◆ **Exercise description**:
Exactly the lines from the line containing "Read all visible content and emit it as JSON." through the final line of the entries below must be returned, and only those, without pictures.

◆ **Available records**:
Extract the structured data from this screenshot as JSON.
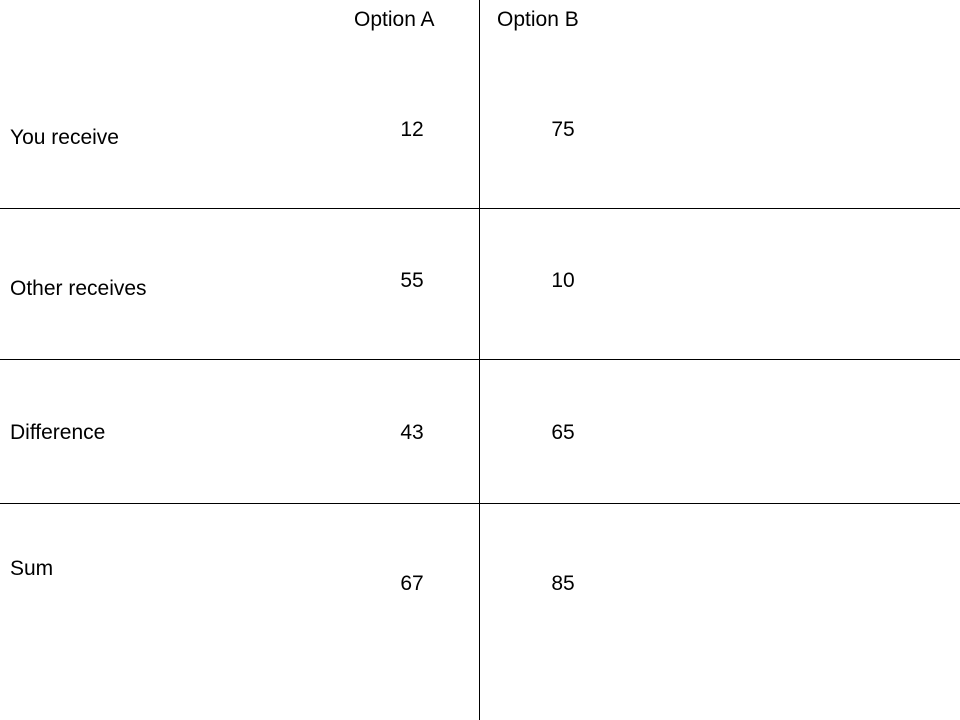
{
  "table": {
    "columns": [
      "Option A",
      "Option B"
    ],
    "rows": [
      {
        "label": "You receive",
        "option_a": "12",
        "option_b": "75"
      },
      {
        "label": "Other receives",
        "option_a": "55",
        "option_b": "10"
      },
      {
        "label": "Difference",
        "option_a": "43",
        "option_b": "65"
      },
      {
        "label": "Sum",
        "option_a": "67",
        "option_b": "85"
      }
    ]
  }
}
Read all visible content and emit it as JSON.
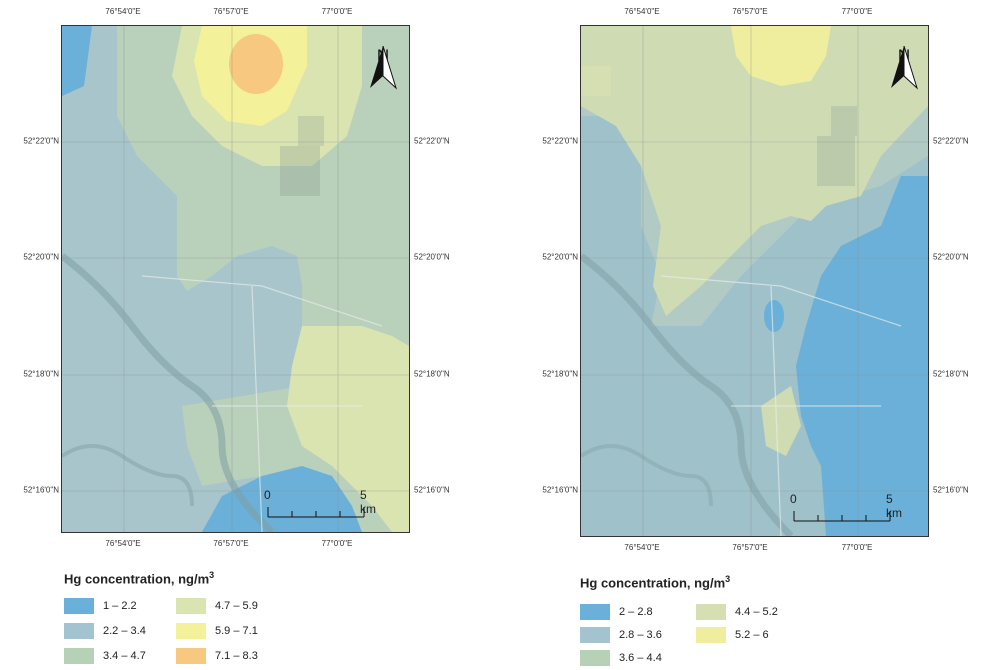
{
  "left_map": {
    "lon_labels": [
      "76°54'0\"E",
      "76°57'0\"E",
      "77°0'0\"E"
    ],
    "lat_labels": [
      "52°22'0\"N",
      "52°20'0\"N",
      "52°18'0\"N",
      "52°16'0\"N"
    ],
    "north_label": "N",
    "scale_start": "0",
    "scale_end": "5 km",
    "legend_title": "Hg concentration, ng/m",
    "legend_superscript": "3",
    "legend": [
      {
        "label": "1 – 2.2",
        "color": "#6ab0d8"
      },
      {
        "label": "2.2 – 3.4",
        "color": "#a2c3cf"
      },
      {
        "label": "3.4 – 4.7",
        "color": "#b6d1b6"
      },
      {
        "label": "4.7 – 5.9",
        "color": "#dae4b0"
      },
      {
        "label": "5.9 – 7.1",
        "color": "#f4f19b"
      },
      {
        "label": "7.1 – 8.3",
        "color": "#f6c880"
      }
    ]
  },
  "right_map": {
    "lon_labels": [
      "76°54'0\"E",
      "76°57'0\"E",
      "77°0'0\"E"
    ],
    "lat_labels": [
      "52°22'0\"N",
      "52°20'0\"N",
      "52°18'0\"N",
      "52°16'0\"N"
    ],
    "north_label": "N",
    "scale_start": "0",
    "scale_end": "5 km",
    "legend_title": "Hg concentration, ng/m",
    "legend_superscript": "3",
    "legend": [
      {
        "label": "2 – 2.8",
        "color": "#6ab0d8"
      },
      {
        "label": "2.8 – 3.6",
        "color": "#a2c3cf"
      },
      {
        "label": "3.6 – 4.4",
        "color": "#b6d1b6"
      },
      {
        "label": "4.4 – 5.2",
        "color": "#d5dfb1"
      },
      {
        "label": "5.2 – 6",
        "color": "#eeee9e"
      }
    ]
  }
}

◆ **Task result**:
Read all visible content and emit it as JSON.
{
  "left_map": {
    "lon_labels": [
      "76°54'0\"E",
      "76°57'0\"E",
      "77°0'0\"E"
    ],
    "lat_labels": [
      "52°22'0\"N",
      "52°20'0\"N",
      "52°18'0\"N",
      "52°16'0\"N"
    ],
    "north_label": "N",
    "scale_start": "0",
    "scale_end": "5 km",
    "legend_title": "Hg concentration, ng/m",
    "legend_superscript": "3",
    "legend": [
      {
        "label": "1 – 2.2",
        "color": "#6ab0d8"
      },
      {
        "label": "2.2 – 3.4",
        "color": "#a2c3cf"
      },
      {
        "label": "3.4 – 4.7",
        "color": "#b6d1b6"
      },
      {
        "label": "4.7 – 5.9",
        "color": "#dae4b0"
      },
      {
        "label": "5.9 – 7.1",
        "color": "#f4f19b"
      },
      {
        "label": "7.1 – 8.3",
        "color": "#f6c880"
      }
    ]
  },
  "right_map": {
    "lon_labels": [
      "76°54'0\"E",
      "76°57'0\"E",
      "77°0'0\"E"
    ],
    "lat_labels": [
      "52°22'0\"N",
      "52°20'0\"N",
      "52°18'0\"N",
      "52°16'0\"N"
    ],
    "north_label": "N",
    "scale_start": "0",
    "scale_end": "5 km",
    "legend_title": "Hg concentration, ng/m",
    "legend_superscript": "3",
    "legend": [
      {
        "label": "2 – 2.8",
        "color": "#6ab0d8"
      },
      {
        "label": "2.8 – 3.6",
        "color": "#a2c3cf"
      },
      {
        "label": "3.6 – 4.4",
        "color": "#b6d1b6"
      },
      {
        "label": "4.4 – 5.2",
        "color": "#d5dfb1"
      },
      {
        "label": "5.2 – 6",
        "color": "#eeee9e"
      }
    ]
  }
}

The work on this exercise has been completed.